• [Goal]
Return the lines from the one containing "Patent image size: (943, 1328)." through the one containing "The unit housing 22 is at (570, 400).", inclusive, repeating them exactly as they appear and nothing else.
++++ The records ++++
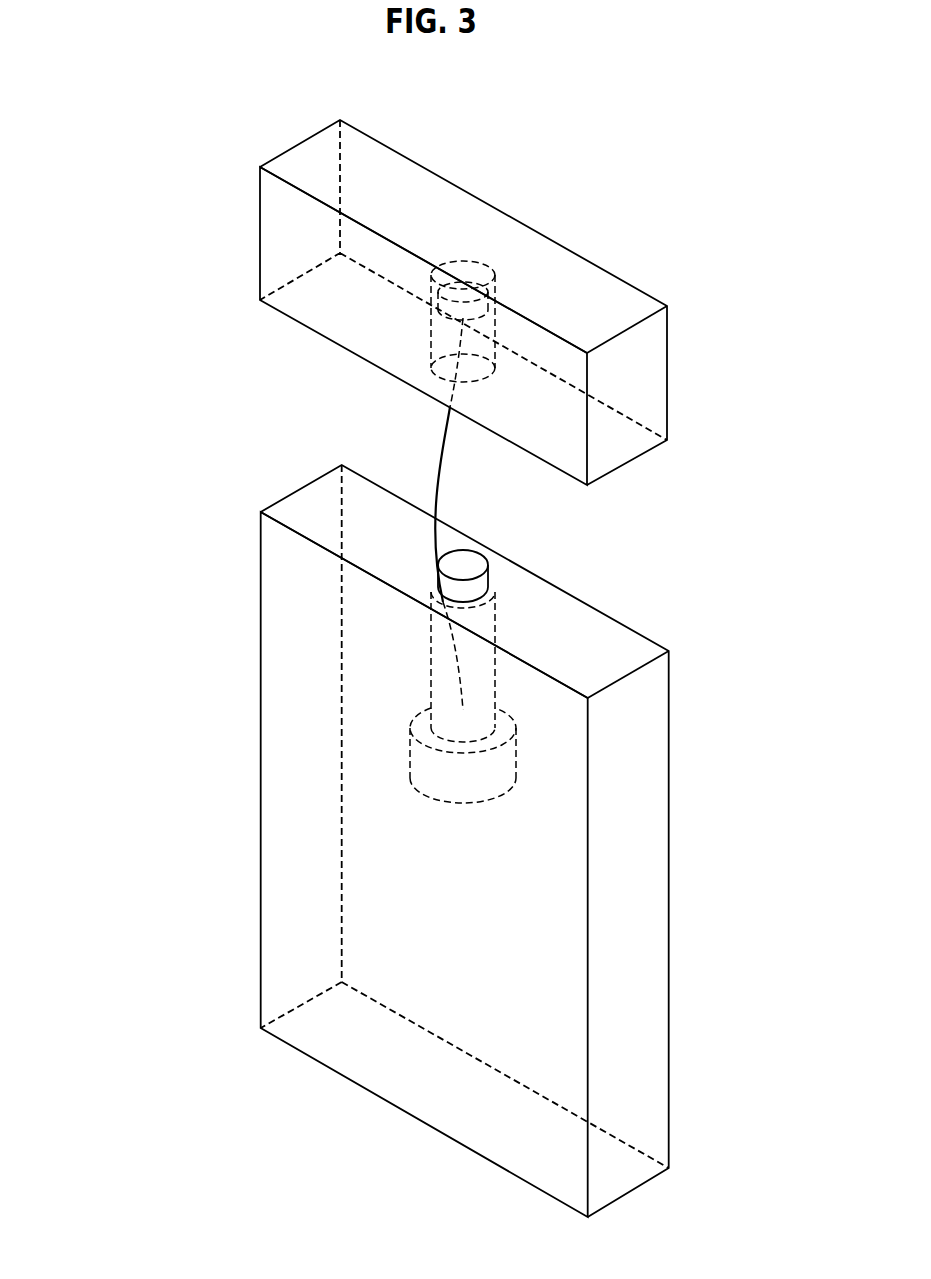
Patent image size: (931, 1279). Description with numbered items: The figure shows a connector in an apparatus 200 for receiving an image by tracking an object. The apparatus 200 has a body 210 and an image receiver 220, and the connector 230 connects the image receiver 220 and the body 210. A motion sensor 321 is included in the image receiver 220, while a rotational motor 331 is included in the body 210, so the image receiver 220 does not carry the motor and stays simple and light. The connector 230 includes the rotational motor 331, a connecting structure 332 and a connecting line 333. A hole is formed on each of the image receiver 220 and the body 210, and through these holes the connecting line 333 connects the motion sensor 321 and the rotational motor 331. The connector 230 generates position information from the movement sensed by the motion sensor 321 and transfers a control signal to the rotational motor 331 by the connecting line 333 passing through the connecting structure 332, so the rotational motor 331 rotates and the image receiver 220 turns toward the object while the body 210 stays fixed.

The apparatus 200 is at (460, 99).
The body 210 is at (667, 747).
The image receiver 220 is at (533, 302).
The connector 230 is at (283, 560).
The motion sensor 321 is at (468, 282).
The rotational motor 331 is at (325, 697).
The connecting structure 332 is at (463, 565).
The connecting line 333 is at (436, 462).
++++
++++ The records ++++
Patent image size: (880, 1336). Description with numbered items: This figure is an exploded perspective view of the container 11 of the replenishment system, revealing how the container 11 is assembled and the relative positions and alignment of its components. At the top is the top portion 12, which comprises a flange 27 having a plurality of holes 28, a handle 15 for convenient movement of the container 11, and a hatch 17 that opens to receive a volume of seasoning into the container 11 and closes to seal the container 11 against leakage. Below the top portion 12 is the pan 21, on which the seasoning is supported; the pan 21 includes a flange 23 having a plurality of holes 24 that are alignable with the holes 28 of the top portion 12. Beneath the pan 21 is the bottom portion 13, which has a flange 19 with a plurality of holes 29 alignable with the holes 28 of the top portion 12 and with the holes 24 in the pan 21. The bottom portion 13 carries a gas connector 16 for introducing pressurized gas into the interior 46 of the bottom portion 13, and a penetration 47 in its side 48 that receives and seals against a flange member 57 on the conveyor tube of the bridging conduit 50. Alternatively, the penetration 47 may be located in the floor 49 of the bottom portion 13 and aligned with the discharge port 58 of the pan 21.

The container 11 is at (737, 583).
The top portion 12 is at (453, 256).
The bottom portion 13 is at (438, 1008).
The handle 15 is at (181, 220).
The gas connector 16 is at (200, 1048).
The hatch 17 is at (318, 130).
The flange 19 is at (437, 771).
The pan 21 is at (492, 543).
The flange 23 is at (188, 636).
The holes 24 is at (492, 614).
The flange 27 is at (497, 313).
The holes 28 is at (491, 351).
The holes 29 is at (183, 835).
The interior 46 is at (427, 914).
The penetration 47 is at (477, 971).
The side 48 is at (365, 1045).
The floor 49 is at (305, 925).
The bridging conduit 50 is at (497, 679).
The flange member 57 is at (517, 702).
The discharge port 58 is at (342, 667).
++++
++++ The records ++++
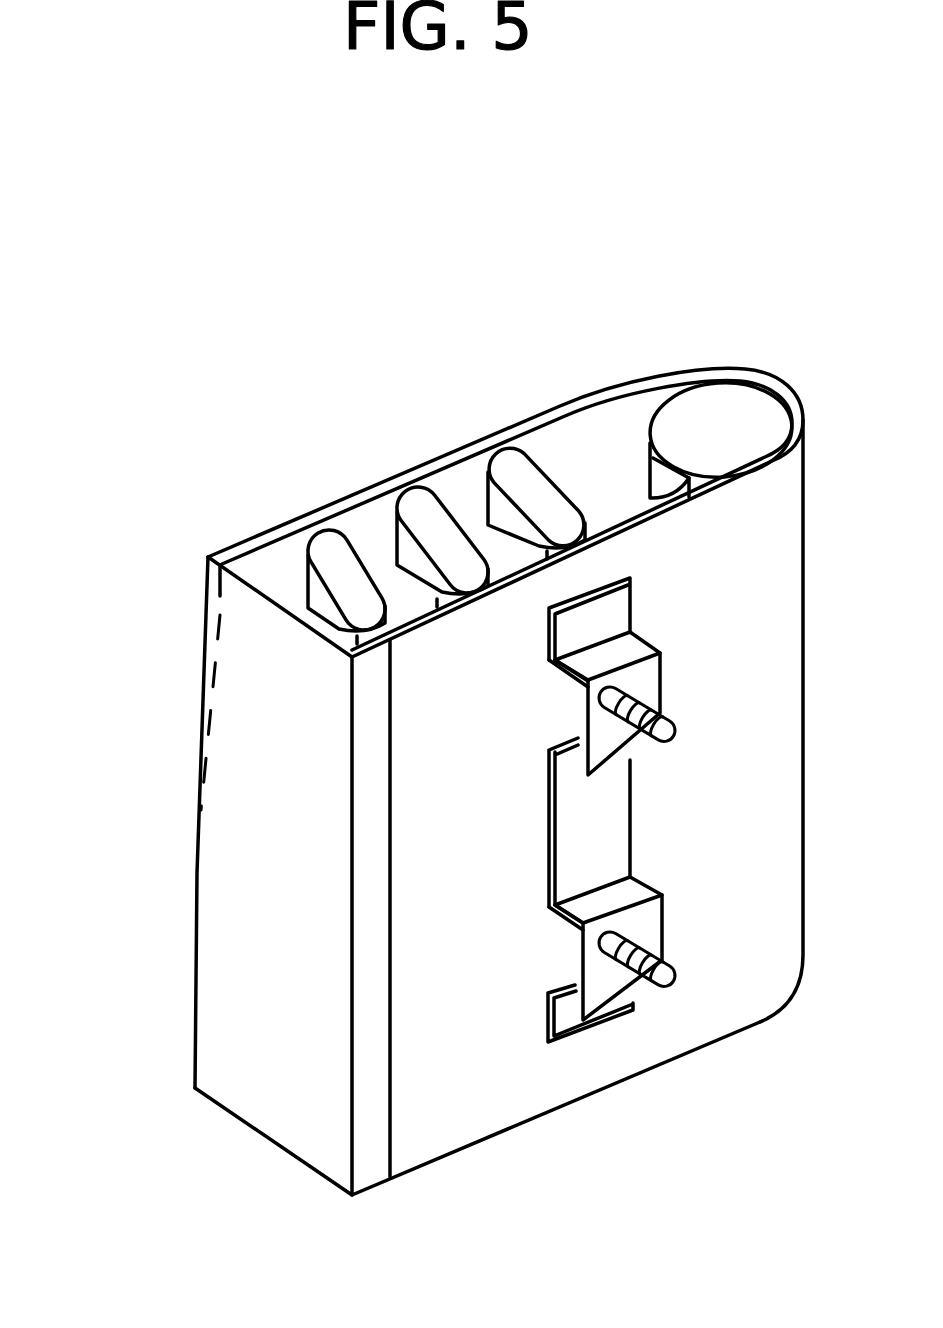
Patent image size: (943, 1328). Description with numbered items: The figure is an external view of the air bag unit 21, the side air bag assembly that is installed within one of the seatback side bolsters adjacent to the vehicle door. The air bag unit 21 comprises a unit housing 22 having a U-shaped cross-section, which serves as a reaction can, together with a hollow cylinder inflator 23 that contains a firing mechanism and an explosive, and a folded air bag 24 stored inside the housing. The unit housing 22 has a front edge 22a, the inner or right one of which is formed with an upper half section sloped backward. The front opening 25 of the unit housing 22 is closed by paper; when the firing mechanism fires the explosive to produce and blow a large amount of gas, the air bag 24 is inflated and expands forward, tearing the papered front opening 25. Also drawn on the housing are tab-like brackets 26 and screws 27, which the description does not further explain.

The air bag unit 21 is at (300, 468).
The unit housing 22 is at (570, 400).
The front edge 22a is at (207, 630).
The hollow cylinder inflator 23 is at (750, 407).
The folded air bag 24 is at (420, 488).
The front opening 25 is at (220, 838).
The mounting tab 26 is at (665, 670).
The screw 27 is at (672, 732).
++++
• [Solved problem]
Patent image size: (943, 1328). Description with numbered items: The figure is an external view of the air bag unit 21, the side air bag assembly that is installed within one of the seatback side bolsters adjacent to the vehicle door. The air bag unit 21 comprises a unit housing 22 having a U-shaped cross-section, which serves as a reaction can, together with a hollow cylinder inflator 23 that contains a firing mechanism and an explosive, and a folded air bag 24 stored inside the housing. The unit housing 22 has a front edge 22a, the inner or right one of which is formed with an upper half section sloped backward. The front opening 25 of the unit housing 22 is closed by paper; when the firing mechanism fires the explosive to produce and blow a large amount of gas, the air bag 24 is inflated and expands forward, tearing the papered front opening 25. Also drawn on the housing are tab-like brackets 26 and screws 27, which the description does not further explain.

The air bag unit 21 is at (300, 468).
The unit housing 22 is at (570, 400).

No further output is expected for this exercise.